**GIVEN INSTRUCTION:**
Go through the lines below. Copy those with "this".
## Start INFORMATION GIVEN
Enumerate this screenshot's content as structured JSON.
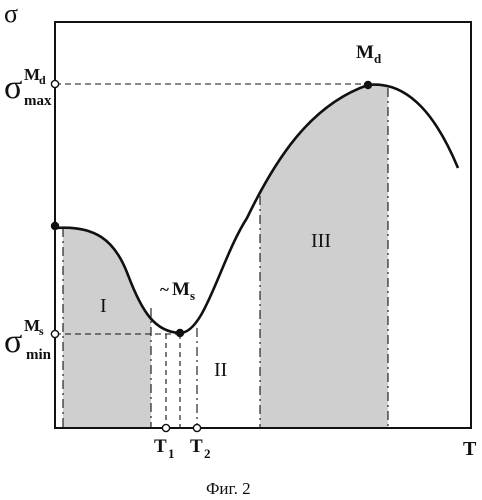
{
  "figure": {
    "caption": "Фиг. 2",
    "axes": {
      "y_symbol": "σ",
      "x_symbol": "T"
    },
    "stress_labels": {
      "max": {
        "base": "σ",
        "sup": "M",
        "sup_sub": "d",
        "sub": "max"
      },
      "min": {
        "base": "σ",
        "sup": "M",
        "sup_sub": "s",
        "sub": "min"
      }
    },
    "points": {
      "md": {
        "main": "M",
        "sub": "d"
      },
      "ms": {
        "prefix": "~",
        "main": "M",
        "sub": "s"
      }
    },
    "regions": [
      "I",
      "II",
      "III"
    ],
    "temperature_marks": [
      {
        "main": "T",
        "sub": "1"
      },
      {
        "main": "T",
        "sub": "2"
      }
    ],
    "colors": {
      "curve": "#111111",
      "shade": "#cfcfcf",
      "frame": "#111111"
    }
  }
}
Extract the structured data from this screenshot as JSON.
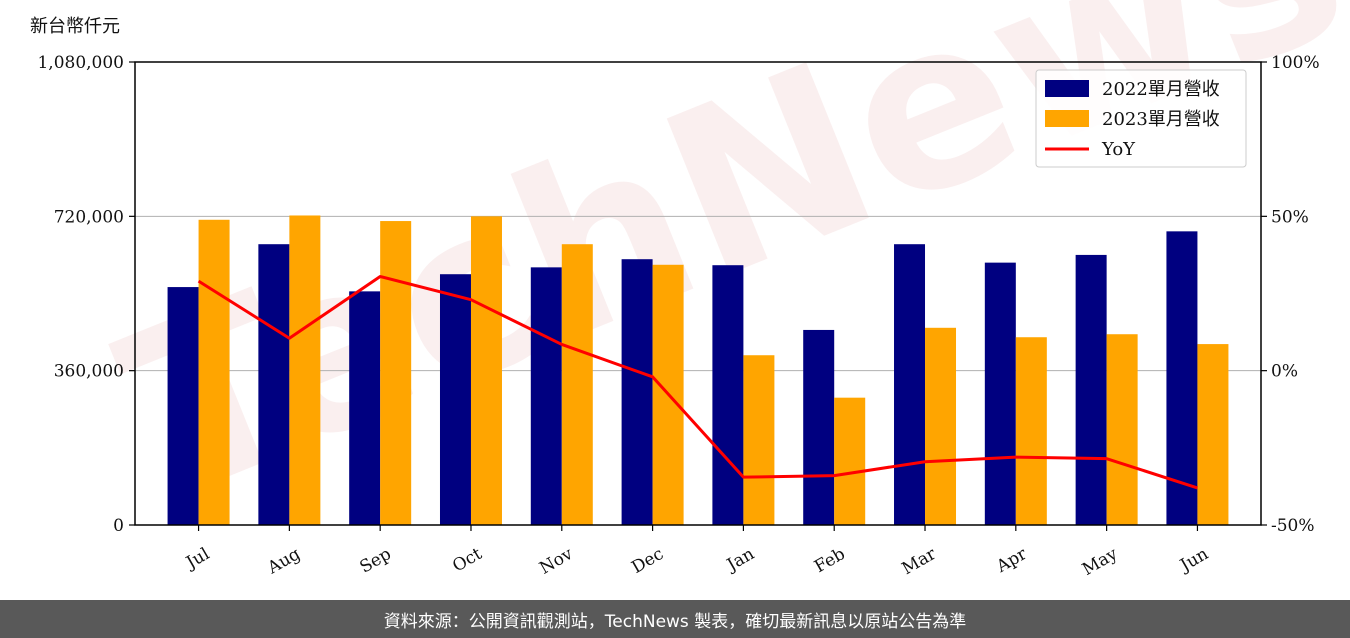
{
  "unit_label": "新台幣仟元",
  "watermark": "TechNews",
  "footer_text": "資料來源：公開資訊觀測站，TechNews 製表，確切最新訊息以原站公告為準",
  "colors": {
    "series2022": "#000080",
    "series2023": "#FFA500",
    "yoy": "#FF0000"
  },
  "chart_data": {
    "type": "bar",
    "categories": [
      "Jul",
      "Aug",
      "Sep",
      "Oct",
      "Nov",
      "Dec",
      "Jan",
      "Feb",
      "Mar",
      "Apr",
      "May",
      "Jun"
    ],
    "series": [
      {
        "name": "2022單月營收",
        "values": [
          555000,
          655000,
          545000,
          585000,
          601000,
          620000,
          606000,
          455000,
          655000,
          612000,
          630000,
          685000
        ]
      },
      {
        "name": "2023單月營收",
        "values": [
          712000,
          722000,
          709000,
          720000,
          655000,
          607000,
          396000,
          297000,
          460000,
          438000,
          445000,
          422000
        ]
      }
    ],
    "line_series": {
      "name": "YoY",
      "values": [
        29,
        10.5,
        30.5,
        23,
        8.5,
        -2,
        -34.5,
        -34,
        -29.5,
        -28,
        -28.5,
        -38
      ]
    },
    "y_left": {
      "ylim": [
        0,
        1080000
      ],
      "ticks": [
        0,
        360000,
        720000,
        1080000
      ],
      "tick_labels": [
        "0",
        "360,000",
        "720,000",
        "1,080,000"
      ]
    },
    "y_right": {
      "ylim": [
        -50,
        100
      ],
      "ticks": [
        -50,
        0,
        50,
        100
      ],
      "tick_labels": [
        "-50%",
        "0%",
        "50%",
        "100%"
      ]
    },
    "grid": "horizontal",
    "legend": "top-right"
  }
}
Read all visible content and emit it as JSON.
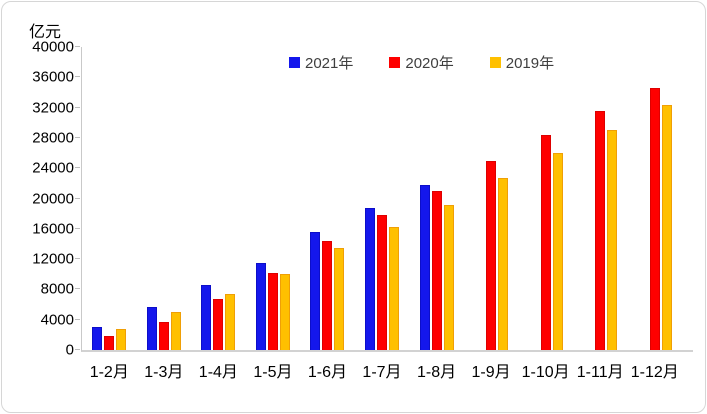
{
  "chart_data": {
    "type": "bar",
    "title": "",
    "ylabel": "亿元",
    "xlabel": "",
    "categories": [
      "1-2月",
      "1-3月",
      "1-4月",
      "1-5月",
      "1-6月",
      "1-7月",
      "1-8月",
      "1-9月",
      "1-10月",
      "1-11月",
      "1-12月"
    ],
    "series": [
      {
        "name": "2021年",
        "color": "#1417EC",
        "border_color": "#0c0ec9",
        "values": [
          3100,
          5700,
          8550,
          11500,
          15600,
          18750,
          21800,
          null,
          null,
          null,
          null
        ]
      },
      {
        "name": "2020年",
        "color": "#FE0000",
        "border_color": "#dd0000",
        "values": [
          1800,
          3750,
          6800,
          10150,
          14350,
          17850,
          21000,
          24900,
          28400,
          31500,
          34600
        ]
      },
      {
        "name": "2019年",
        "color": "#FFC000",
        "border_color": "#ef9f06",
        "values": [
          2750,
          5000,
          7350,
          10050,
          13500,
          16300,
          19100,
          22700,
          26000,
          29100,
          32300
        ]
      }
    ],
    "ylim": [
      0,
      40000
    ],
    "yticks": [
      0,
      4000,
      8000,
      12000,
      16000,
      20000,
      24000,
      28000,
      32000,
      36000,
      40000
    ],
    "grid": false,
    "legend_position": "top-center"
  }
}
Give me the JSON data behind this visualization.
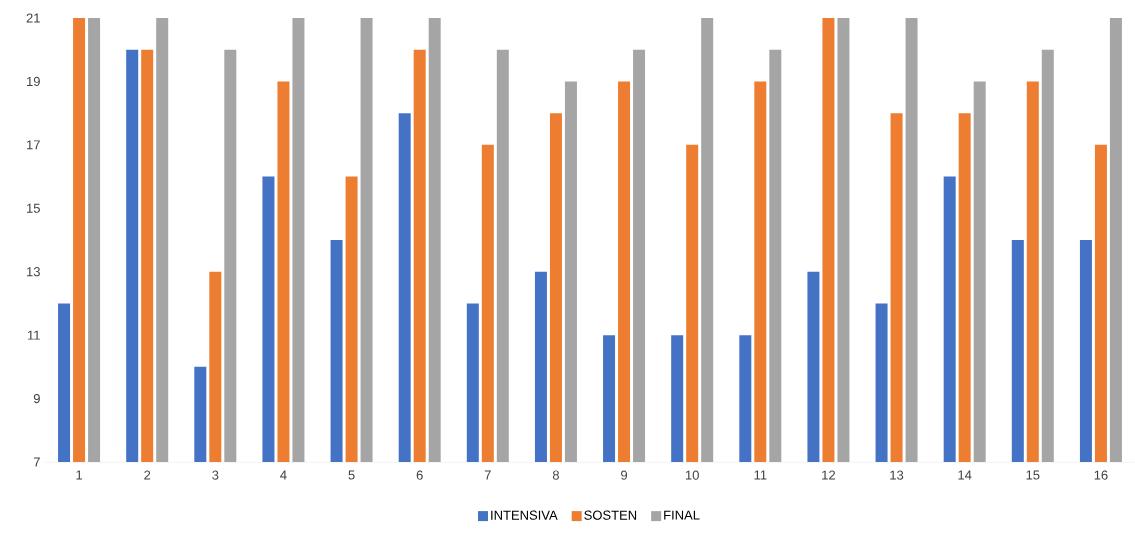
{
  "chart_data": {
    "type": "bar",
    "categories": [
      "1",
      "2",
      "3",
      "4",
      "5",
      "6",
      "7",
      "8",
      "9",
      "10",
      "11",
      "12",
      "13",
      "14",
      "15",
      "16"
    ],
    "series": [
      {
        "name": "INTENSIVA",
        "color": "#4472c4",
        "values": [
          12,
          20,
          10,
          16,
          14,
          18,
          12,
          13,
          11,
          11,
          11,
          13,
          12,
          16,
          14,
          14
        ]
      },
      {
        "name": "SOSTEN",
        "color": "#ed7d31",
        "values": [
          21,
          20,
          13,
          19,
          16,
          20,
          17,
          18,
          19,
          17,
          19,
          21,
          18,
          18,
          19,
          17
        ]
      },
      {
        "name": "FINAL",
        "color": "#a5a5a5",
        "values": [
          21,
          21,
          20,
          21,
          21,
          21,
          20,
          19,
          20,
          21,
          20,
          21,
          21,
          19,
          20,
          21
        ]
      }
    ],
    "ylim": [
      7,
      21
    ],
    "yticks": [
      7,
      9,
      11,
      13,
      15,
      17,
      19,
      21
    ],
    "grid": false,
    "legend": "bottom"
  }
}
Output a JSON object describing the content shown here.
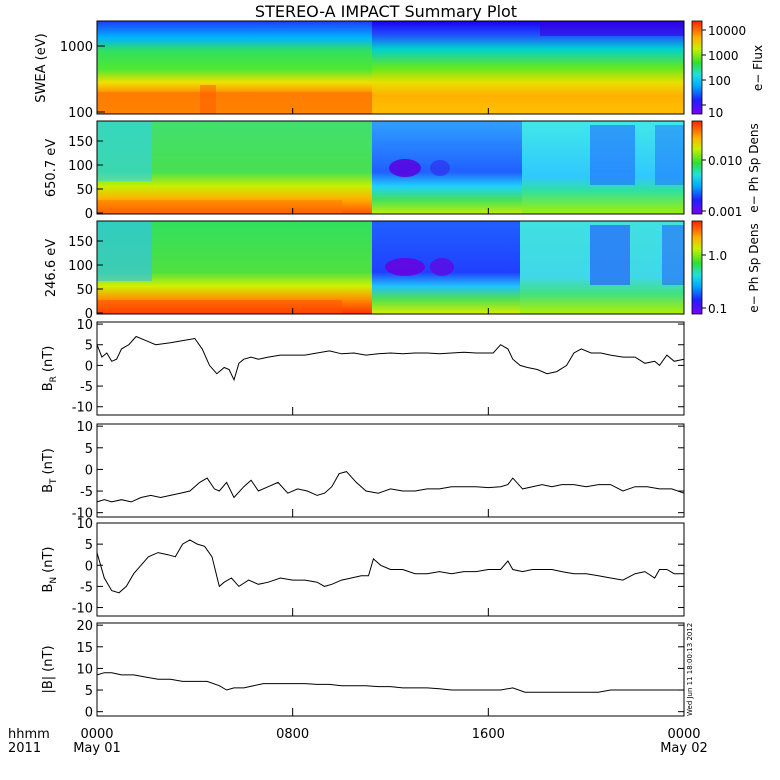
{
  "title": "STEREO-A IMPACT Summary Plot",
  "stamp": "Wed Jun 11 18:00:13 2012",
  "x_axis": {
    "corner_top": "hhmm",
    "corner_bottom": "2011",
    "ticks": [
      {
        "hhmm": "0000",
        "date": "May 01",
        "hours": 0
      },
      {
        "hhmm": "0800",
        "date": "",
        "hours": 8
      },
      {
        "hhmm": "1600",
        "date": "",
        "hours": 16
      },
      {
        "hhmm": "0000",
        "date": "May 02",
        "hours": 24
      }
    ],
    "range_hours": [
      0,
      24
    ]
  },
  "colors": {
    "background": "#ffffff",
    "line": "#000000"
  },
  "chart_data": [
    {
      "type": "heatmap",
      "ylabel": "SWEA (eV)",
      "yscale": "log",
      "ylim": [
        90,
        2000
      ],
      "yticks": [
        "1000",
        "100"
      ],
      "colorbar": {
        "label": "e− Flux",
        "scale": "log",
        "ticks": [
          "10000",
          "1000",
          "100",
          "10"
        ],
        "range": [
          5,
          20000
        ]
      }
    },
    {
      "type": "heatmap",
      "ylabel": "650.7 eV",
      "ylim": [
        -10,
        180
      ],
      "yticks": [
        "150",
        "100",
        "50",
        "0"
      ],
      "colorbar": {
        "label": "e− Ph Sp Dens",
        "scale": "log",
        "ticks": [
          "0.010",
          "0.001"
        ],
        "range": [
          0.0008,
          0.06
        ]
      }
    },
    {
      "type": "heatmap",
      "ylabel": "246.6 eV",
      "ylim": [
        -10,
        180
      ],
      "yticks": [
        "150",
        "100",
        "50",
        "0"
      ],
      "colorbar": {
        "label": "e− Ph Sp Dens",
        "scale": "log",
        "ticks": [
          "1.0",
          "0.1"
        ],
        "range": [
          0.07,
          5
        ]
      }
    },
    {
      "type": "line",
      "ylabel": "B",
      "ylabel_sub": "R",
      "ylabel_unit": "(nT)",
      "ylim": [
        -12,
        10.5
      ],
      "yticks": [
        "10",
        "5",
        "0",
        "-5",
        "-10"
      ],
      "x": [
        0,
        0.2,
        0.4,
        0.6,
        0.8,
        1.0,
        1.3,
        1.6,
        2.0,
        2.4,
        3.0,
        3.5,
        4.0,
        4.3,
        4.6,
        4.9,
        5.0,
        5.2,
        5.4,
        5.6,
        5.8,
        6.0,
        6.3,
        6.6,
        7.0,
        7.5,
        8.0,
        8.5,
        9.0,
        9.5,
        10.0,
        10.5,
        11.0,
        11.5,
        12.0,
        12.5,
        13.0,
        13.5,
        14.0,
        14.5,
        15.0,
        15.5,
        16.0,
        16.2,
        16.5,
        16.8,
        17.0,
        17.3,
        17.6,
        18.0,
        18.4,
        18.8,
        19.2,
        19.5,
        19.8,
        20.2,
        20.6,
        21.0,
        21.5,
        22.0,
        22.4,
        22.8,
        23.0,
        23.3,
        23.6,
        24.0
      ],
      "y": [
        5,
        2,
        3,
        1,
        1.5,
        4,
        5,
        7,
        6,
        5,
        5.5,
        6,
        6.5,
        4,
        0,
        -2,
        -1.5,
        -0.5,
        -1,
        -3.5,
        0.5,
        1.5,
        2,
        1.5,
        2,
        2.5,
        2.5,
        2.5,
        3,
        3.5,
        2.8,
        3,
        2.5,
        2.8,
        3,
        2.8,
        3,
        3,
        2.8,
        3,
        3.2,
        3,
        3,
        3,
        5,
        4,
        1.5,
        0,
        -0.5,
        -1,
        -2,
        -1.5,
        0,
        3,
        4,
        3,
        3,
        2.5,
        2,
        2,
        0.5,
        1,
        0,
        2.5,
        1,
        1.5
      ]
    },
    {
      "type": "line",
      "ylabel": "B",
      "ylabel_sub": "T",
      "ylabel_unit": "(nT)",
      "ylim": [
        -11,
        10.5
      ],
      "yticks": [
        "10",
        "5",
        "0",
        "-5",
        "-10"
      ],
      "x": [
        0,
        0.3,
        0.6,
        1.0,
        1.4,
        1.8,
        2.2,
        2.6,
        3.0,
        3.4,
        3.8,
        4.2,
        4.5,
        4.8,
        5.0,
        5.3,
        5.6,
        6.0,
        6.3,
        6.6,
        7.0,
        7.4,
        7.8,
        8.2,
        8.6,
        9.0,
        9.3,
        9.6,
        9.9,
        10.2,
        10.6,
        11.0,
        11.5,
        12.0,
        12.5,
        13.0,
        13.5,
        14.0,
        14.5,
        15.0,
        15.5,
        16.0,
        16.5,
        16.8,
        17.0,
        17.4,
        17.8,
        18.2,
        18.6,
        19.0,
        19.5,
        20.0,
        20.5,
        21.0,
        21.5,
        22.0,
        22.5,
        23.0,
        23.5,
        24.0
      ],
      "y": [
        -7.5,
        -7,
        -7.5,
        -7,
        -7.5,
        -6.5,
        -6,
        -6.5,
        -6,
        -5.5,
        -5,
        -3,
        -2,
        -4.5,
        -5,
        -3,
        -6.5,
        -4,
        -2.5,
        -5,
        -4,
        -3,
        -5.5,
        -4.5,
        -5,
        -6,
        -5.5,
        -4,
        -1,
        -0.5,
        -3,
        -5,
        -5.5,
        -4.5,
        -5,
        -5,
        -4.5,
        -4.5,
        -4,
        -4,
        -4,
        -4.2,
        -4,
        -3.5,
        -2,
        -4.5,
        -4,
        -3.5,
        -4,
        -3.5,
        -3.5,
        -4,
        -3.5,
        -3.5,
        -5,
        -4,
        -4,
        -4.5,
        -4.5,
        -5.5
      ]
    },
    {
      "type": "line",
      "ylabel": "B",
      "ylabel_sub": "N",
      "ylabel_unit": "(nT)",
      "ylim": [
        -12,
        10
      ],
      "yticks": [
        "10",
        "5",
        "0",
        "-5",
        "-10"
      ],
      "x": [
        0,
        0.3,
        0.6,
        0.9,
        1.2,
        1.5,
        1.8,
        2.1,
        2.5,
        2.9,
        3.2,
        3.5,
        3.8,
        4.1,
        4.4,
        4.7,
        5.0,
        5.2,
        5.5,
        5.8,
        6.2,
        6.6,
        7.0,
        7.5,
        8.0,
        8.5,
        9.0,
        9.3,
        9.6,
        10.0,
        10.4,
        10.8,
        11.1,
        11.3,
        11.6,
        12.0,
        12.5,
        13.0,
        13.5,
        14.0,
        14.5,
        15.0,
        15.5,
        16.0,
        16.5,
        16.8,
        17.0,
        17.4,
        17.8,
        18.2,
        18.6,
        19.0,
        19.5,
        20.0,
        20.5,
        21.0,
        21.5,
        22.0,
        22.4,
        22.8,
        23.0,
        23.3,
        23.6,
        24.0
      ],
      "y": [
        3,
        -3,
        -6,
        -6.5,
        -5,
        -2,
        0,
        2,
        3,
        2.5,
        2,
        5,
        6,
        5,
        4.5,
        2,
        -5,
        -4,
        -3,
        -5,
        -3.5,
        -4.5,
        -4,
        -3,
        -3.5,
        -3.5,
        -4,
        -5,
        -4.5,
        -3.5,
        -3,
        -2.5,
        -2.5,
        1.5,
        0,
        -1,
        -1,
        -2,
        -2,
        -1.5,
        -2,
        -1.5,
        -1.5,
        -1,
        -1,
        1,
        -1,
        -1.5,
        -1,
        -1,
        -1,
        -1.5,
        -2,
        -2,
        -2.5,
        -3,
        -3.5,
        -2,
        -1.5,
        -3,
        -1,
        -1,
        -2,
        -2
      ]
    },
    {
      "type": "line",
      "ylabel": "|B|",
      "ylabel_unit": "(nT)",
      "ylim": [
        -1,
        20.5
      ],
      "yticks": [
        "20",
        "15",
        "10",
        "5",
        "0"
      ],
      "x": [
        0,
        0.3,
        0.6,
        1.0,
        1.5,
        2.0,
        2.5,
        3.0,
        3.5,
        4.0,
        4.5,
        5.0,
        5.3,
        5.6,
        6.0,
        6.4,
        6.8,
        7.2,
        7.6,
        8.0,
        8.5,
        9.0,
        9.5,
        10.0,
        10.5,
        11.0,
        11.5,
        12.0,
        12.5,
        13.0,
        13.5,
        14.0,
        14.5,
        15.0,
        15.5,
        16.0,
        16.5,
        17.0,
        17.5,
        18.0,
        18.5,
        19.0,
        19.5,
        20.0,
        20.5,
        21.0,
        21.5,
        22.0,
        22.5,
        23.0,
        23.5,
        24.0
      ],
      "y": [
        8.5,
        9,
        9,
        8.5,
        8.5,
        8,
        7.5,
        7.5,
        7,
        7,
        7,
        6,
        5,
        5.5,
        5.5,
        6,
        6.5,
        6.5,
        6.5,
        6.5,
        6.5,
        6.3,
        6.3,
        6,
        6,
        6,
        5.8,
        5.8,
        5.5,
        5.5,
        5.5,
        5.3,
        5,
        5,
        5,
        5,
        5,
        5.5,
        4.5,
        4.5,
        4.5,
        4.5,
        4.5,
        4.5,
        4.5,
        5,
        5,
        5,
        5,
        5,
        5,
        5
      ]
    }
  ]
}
## End INFORMATION GIVEN
**CORRECT RESULT:**
Enumerate this screenshot's content as structured JSON.
Extract the structured data from this screenshot as JSON.
Give me the JSON data behind this visualization.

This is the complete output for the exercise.